__OBJECTIVE__: Please output the records below in full, exactly as given, but without the images.

[Data tied to figure images]
◇ ◇ ◇ ◇ ◇ ◇ ◇
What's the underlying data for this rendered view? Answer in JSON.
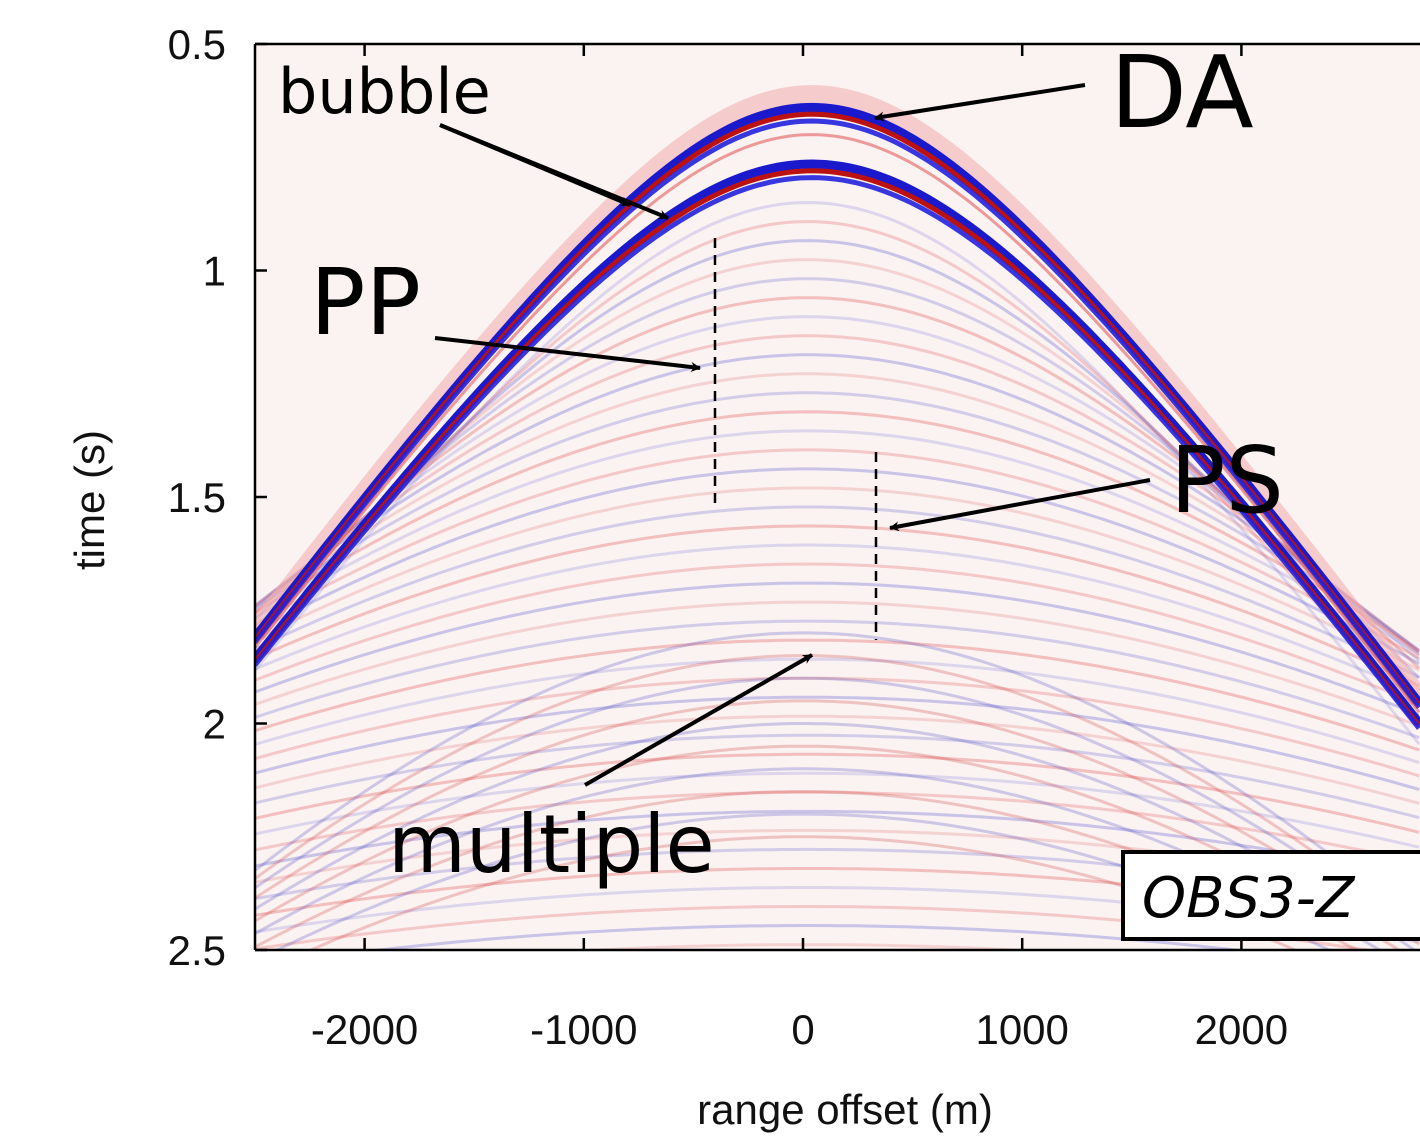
{
  "chart_data": {
    "type": "seismic-section",
    "xlabel": "range offset (m)",
    "ylabel": "time (s)",
    "xlim": [
      -2500,
      2800
    ],
    "xticks": [
      -2000,
      -1000,
      0,
      1000,
      2000
    ],
    "ylim": [
      0.5,
      2.5
    ],
    "yticks": [
      0.5,
      1,
      1.5,
      2,
      2.5
    ],
    "y_inverted": true,
    "annotations": [
      "bubble",
      "DA",
      "PP",
      "PS",
      "multiple"
    ],
    "station_label": "OBS3-Z"
  }
}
◇ ◇ ◇ ◇ ◇ ◇ ◇
__SOLUTION BELOW__:
What's the underlying data for this rendered view? Answer in JSON.
{
  "chart_data": {
    "type": "seismic-section",
    "xlabel": "range offset (m)",
    "ylabel": "time (s)",
    "xlim": [
      -2500,
      2800
    ],
    "xticks": [
      -2000,
      -1000,
      0,
      1000,
      2000
    ],
    "ylim": [
      0.5,
      2.5
    ],
    "yticks": [
      0.5,
      1,
      1.5,
      2,
      2.5
    ],
    "y_inverted": true,
    "annotations": [
      "bubble",
      "DA",
      "PP",
      "PS",
      "multiple"
    ],
    "station_label": "OBS3-Z"
  }
}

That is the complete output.